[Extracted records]
____________
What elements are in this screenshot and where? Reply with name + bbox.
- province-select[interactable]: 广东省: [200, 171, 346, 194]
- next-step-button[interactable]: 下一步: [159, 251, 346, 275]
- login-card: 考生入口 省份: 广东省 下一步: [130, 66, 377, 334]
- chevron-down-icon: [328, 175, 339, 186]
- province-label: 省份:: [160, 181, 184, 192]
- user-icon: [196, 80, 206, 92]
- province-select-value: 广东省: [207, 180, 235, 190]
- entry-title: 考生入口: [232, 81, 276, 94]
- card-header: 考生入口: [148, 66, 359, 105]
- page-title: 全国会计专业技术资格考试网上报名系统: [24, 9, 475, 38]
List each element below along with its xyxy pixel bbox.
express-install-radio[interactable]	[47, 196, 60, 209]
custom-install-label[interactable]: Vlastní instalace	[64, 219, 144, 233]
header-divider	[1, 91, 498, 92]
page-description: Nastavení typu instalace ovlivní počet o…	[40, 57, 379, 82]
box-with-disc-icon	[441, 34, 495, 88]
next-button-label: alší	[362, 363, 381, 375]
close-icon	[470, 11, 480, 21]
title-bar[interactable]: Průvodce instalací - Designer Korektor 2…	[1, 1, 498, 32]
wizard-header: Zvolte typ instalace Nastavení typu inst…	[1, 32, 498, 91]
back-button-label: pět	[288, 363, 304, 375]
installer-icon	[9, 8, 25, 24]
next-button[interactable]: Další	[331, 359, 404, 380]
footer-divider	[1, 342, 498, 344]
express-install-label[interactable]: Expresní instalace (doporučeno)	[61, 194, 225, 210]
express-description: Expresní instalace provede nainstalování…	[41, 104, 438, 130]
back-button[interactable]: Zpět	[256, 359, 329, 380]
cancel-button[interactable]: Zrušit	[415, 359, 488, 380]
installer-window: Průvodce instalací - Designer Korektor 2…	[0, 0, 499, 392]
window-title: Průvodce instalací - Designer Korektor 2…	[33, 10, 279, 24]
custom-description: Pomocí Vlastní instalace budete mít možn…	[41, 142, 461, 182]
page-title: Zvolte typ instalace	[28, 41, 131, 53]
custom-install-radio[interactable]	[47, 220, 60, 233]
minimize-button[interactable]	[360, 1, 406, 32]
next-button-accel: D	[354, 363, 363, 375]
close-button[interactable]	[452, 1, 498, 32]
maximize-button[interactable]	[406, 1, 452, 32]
____________
What to do
Print every one of the lines above word for word, with no changes.

Final answer
What elements are in this screenshot and where? Reply with name + bbox.
- province-select[interactable]: 广东省: [200, 171, 346, 194]
- next-step-button[interactable]: 下一步: [159, 251, 346, 275]
- login-card: 考生入口 省份: 广东省 下一步: [130, 66, 377, 334]
- chevron-down-icon: [328, 175, 339, 186]
- province-label: 省份:: [160, 181, 184, 192]
- user-icon: [196, 80, 206, 92]
- province-select-value: 广东省: [207, 180, 235, 190]
- entry-title: 考生入口: [232, 81, 276, 94]
- card-header: 考生入口: [148, 66, 359, 105]
- page-title: 全国会计专业技术资格考试网上报名系统: [24, 9, 475, 38]
List each element below along with its xyxy pixel bbox.
express-install-radio[interactable]	[47, 196, 60, 209]
custom-install-label[interactable]: Vlastní instalace	[64, 219, 144, 233]
header-divider	[1, 91, 498, 92]
page-description: Nastavení typu instalace ovlivní počet o…	[40, 57, 379, 82]
box-with-disc-icon	[441, 34, 495, 88]
next-button-label: alší	[362, 363, 381, 375]
close-icon	[470, 11, 480, 21]
title-bar[interactable]: Průvodce instalací - Designer Korektor 2…	[1, 1, 498, 32]
wizard-header: Zvolte typ instalace Nastavení typu inst…	[1, 32, 498, 91]
back-button-label: pět	[288, 363, 304, 375]
installer-icon	[9, 8, 25, 24]
next-button[interactable]: Další	[331, 359, 404, 380]
footer-divider	[1, 342, 498, 344]
express-install-label[interactable]: Expresní instalace (doporučeno)	[61, 194, 225, 210]
express-description: Expresní instalace provede nainstalování…	[41, 104, 438, 130]
back-button[interactable]: Zpět	[256, 359, 329, 380]
cancel-button[interactable]: Zrušit	[415, 359, 488, 380]
installer-window: Průvodce instalací - Designer Korektor 2…	[0, 0, 499, 392]
window-title: Průvodce instalací - Designer Korektor 2…	[33, 10, 279, 24]
custom-description: Pomocí Vlastní instalace budete mít možn…	[41, 142, 461, 182]
page-title: Zvolte typ instalace	[28, 41, 131, 53]
custom-install-radio[interactable]	[47, 220, 60, 233]
minimize-button[interactable]	[360, 1, 406, 32]
next-button-accel: D	[354, 363, 363, 375]
close-button[interactable]	[452, 1, 498, 32]
maximize-button[interactable]	[406, 1, 452, 32]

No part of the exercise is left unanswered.